→ Task statement: State the number of lines that contain "sprchových", with no other text.

→ Entries taken from a collection:
=-=-=

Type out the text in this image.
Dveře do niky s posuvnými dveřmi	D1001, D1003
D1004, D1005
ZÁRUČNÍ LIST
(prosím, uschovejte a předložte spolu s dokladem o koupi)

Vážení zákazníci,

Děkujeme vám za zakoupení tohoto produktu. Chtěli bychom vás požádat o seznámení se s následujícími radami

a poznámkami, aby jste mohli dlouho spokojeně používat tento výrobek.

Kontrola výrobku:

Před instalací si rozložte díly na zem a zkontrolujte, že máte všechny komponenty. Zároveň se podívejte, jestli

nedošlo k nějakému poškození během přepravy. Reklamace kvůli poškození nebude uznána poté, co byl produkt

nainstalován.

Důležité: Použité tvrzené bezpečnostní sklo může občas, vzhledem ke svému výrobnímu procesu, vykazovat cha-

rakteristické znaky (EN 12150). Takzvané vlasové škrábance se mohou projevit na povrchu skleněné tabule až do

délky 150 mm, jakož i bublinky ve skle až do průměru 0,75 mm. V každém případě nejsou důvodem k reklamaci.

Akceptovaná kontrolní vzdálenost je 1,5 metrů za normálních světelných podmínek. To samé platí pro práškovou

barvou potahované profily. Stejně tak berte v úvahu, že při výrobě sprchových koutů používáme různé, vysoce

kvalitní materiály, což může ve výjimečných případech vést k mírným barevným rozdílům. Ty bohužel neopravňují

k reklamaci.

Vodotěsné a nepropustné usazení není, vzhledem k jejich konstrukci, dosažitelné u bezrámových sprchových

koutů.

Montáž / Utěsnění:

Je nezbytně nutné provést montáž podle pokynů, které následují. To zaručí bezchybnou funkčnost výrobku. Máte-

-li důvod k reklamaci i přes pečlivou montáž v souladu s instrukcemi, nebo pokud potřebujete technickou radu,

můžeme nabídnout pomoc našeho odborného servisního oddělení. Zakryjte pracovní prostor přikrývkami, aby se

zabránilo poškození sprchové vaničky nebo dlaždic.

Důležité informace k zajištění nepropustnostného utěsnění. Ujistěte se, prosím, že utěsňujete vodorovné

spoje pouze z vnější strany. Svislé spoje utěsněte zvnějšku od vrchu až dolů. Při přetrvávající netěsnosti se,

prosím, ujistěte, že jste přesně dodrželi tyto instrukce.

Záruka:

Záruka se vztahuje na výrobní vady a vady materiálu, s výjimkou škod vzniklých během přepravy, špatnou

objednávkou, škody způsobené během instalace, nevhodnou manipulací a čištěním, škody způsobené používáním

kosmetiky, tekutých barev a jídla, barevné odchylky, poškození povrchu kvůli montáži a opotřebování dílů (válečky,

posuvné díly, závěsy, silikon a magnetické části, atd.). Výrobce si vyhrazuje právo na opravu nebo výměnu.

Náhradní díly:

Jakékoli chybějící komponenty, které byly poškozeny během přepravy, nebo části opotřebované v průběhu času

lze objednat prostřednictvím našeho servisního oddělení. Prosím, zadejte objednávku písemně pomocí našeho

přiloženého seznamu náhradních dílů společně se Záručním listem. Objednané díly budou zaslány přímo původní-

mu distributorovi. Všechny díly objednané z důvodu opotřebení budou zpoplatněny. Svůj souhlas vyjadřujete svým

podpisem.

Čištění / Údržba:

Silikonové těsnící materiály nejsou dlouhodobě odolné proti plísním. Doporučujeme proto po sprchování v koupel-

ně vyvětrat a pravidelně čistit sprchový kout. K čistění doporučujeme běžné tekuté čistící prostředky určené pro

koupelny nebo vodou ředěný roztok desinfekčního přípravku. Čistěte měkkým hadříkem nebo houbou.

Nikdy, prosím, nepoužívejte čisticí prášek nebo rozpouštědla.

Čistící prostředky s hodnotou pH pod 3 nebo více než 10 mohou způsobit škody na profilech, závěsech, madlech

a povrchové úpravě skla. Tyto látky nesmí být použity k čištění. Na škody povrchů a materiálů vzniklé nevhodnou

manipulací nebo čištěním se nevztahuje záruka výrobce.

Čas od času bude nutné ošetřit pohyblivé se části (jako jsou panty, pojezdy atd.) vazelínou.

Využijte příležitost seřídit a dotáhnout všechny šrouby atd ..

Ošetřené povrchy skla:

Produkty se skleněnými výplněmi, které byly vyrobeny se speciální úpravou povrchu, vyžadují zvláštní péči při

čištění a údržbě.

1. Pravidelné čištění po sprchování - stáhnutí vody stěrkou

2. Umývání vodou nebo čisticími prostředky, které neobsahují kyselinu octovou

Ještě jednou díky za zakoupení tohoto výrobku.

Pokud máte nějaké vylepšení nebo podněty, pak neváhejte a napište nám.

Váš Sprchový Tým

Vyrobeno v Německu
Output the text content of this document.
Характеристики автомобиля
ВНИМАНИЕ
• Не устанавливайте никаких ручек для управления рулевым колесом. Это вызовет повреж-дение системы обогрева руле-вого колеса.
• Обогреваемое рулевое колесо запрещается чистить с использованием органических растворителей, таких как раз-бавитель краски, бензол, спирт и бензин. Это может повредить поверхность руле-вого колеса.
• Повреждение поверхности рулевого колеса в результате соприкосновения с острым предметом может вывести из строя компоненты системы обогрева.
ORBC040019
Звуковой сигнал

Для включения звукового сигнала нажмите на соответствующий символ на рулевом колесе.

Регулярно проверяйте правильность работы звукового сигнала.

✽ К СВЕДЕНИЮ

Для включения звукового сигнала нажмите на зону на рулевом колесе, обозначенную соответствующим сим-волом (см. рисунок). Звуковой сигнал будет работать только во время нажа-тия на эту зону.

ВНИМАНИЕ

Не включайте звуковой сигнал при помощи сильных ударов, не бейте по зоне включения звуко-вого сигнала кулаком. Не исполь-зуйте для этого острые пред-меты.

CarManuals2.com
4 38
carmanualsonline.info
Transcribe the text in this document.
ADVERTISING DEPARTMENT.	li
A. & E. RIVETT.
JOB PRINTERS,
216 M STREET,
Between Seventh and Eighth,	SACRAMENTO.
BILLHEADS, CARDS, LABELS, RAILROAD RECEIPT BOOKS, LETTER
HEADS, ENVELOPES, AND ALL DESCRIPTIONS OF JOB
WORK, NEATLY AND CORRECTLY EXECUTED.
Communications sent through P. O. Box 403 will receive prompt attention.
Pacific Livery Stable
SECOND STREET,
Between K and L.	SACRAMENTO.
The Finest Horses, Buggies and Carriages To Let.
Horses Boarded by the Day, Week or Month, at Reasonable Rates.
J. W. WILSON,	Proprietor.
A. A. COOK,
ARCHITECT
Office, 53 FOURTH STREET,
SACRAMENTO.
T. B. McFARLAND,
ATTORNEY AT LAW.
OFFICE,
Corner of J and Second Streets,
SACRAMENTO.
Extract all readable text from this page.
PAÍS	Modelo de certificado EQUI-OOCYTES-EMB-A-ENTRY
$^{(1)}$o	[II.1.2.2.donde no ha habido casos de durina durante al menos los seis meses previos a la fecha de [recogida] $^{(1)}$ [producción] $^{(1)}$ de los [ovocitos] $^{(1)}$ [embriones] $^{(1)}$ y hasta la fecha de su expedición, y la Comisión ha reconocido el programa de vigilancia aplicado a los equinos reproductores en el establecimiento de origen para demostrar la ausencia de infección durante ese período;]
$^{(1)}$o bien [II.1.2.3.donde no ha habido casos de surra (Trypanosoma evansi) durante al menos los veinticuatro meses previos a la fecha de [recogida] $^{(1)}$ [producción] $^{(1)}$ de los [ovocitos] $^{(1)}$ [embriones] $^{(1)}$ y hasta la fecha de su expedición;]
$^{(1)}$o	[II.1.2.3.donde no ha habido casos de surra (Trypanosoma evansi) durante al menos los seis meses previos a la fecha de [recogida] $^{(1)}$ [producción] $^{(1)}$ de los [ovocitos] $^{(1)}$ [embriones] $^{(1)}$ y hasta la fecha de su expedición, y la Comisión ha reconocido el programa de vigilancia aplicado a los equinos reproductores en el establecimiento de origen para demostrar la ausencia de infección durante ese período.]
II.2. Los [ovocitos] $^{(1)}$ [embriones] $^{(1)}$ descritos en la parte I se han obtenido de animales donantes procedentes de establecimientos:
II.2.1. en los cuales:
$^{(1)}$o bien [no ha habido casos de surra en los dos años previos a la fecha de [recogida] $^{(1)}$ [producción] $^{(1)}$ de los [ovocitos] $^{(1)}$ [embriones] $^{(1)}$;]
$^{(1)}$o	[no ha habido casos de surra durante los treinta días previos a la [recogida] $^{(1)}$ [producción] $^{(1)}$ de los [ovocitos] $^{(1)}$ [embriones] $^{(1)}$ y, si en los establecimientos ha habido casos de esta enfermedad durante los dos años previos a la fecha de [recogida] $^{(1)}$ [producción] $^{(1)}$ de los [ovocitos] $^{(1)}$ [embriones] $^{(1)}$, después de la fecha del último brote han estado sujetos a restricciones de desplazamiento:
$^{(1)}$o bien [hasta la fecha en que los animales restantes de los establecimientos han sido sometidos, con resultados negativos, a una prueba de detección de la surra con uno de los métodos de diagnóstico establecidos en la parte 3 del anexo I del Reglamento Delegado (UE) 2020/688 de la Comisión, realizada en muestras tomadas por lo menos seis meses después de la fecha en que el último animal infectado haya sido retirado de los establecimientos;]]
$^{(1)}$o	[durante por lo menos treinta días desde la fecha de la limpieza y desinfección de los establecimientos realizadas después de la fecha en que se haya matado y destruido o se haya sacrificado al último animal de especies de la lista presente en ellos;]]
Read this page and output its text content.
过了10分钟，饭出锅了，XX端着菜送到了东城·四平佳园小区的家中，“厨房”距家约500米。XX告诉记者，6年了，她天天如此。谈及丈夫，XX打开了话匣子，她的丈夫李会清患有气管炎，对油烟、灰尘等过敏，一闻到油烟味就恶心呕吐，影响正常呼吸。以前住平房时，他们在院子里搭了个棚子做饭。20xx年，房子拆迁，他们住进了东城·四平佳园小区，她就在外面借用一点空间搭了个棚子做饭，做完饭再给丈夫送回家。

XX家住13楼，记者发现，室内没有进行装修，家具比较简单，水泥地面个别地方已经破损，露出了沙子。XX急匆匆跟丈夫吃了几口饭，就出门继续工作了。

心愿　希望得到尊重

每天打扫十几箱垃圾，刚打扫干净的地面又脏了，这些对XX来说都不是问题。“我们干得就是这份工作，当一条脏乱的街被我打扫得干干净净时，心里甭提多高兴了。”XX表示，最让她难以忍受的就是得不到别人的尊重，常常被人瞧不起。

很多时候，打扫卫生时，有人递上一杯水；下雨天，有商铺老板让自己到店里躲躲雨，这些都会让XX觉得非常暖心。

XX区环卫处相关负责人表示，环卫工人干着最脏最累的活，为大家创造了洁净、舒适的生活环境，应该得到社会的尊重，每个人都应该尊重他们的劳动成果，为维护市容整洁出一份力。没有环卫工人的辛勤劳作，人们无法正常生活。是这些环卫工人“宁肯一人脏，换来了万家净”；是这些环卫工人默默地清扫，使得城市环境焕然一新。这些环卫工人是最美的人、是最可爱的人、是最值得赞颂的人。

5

=-=-=

→ Answer to this problem: 2